● **AIM**: Extract, exactly as written, all lines of the material below from the line that includes "Enumerate this screenshot's" through its last line.

— Start of EXERCISE MATERIAL —

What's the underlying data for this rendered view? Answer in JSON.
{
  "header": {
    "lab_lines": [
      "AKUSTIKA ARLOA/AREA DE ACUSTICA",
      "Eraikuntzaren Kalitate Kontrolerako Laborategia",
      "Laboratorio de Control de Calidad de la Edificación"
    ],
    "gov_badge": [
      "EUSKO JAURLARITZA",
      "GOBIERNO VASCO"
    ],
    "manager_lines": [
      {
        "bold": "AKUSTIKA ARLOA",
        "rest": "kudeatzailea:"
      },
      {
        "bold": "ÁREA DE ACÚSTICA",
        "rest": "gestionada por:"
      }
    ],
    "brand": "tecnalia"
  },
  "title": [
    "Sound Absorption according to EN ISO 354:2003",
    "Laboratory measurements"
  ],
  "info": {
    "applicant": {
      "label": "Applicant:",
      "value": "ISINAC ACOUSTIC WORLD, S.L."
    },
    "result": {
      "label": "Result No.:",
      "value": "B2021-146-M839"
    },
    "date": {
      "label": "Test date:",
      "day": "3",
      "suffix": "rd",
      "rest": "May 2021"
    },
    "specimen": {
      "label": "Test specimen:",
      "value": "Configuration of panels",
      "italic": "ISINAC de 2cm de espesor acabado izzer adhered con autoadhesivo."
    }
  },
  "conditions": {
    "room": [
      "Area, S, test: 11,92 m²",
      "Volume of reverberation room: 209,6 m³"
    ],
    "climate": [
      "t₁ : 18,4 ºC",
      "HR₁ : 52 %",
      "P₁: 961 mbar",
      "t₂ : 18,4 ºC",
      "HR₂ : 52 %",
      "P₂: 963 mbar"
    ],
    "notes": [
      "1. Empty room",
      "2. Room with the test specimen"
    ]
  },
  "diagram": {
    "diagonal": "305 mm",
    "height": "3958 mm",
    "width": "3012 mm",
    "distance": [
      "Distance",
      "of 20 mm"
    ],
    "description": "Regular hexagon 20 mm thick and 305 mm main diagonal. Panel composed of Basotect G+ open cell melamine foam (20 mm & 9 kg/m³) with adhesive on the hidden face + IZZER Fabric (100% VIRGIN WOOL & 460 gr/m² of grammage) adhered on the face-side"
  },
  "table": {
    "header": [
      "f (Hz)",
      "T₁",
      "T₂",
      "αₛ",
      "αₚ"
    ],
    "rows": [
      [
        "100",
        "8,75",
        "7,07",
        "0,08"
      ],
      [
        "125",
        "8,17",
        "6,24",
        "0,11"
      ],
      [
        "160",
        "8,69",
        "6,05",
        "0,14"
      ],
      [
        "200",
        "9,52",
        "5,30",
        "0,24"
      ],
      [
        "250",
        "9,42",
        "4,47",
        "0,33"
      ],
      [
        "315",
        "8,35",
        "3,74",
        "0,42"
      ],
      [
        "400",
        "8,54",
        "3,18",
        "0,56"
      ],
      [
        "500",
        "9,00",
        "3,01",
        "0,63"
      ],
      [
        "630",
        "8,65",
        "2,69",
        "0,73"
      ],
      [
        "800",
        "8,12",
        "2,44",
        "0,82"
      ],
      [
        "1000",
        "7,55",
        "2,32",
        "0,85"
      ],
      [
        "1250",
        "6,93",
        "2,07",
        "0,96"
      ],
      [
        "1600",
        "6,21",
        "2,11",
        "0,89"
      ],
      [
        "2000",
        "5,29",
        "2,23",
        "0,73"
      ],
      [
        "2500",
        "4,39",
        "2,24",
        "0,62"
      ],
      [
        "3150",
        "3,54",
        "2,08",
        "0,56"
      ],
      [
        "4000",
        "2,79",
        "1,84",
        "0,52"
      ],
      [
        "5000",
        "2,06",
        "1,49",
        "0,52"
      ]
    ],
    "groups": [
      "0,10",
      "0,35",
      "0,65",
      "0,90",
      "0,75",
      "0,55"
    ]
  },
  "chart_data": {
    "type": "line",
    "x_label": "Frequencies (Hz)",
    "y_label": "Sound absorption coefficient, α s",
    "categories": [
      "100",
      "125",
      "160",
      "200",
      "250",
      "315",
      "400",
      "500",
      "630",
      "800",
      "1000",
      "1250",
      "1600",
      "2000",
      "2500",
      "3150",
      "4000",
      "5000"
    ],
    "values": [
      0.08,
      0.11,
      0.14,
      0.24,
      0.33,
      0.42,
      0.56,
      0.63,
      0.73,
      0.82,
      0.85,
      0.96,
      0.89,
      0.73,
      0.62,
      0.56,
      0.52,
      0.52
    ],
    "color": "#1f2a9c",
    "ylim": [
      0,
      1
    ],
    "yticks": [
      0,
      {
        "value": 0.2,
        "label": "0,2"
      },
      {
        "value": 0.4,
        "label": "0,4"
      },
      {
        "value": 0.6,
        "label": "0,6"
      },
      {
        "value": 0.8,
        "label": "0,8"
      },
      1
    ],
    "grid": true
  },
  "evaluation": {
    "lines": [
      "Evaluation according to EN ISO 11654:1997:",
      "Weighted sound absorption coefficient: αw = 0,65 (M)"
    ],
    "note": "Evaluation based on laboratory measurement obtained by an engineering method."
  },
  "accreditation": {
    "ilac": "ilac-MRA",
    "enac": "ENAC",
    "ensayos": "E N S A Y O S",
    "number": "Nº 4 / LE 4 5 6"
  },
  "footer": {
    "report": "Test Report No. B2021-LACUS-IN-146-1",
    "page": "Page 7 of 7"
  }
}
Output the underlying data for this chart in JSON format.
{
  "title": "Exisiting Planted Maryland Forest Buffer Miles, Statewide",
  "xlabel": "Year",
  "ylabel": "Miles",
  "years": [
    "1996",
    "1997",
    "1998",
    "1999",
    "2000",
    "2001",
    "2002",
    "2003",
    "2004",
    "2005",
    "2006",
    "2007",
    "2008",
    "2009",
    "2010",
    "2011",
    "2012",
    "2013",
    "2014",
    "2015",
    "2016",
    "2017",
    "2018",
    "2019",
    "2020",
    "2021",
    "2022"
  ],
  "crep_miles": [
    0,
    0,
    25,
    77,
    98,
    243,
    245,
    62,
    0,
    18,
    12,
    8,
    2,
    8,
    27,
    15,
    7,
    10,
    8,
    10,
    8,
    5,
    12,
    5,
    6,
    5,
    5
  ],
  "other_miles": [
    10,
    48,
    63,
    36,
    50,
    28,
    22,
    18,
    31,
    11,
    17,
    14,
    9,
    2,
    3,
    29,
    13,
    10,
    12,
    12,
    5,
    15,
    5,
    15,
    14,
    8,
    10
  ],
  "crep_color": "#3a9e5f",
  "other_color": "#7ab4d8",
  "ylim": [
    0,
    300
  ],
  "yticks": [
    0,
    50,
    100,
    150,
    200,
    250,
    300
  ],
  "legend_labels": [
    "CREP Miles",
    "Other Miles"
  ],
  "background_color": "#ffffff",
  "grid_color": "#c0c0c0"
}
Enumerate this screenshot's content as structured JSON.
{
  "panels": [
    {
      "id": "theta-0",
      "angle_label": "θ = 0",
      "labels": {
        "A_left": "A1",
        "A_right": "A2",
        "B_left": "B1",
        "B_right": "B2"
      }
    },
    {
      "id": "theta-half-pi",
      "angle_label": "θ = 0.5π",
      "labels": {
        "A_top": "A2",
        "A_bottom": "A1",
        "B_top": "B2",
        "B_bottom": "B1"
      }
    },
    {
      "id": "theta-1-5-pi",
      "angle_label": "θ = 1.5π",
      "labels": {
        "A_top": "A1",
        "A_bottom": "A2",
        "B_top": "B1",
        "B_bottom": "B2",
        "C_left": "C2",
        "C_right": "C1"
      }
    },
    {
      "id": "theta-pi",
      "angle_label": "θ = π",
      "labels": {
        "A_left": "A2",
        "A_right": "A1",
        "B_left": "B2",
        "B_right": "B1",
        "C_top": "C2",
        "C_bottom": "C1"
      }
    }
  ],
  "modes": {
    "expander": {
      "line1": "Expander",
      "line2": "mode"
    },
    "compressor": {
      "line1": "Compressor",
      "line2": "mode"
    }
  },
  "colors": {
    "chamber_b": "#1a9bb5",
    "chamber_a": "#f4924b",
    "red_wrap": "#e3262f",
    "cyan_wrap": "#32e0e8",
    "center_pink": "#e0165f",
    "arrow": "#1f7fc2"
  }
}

— End of EXERCISE MATERIAL —

● **OUTPUT OF THE TASK**:
Enumerate this screenshot's content as structured JSON.
{
  "panels": [
    {
      "id": "theta-0",
      "angle_label": "θ = 0",
      "labels": {
        "A_left": "A1",
        "A_right": "A2",
        "B_left": "B1",
        "B_right": "B2"
      }
    },
    {
      "id": "theta-half-pi",
      "angle_label": "θ = 0.5π",
      "labels": {
        "A_top": "A2",
        "A_bottom": "A1",
        "B_top": "B2",
        "B_bottom": "B1"
      }
    },
    {
      "id": "theta-1-5-pi",
      "angle_label": "θ = 1.5π",
      "labels": {
        "A_top": "A1",
        "A_bottom": "A2",
        "B_top": "B1",
        "B_bottom": "B2",
        "C_left": "C2",
        "C_right": "C1"
      }
    },
    {
      "id": "theta-pi",
      "angle_label": "θ = π",
      "labels": {
        "A_left": "A2",
        "A_right": "A1",
        "B_left": "B2",
        "B_right": "B1",
        "C_top": "C2",
        "C_bottom": "C1"
      }
    }
  ],
  "modes": {
    "expander": {
      "line1": "Expander",
      "line2": "mode"
    },
    "compressor": {
      "line1": "Compressor",
      "line2": "mode"
    }
  },
  "colors": {
    "chamber_b": "#1a9bb5",
    "chamber_a": "#f4924b",
    "red_wrap": "#e3262f",
    "cyan_wrap": "#32e0e8",
    "center_pink": "#e0165f",
    "arrow": "#1f7fc2"
  }
}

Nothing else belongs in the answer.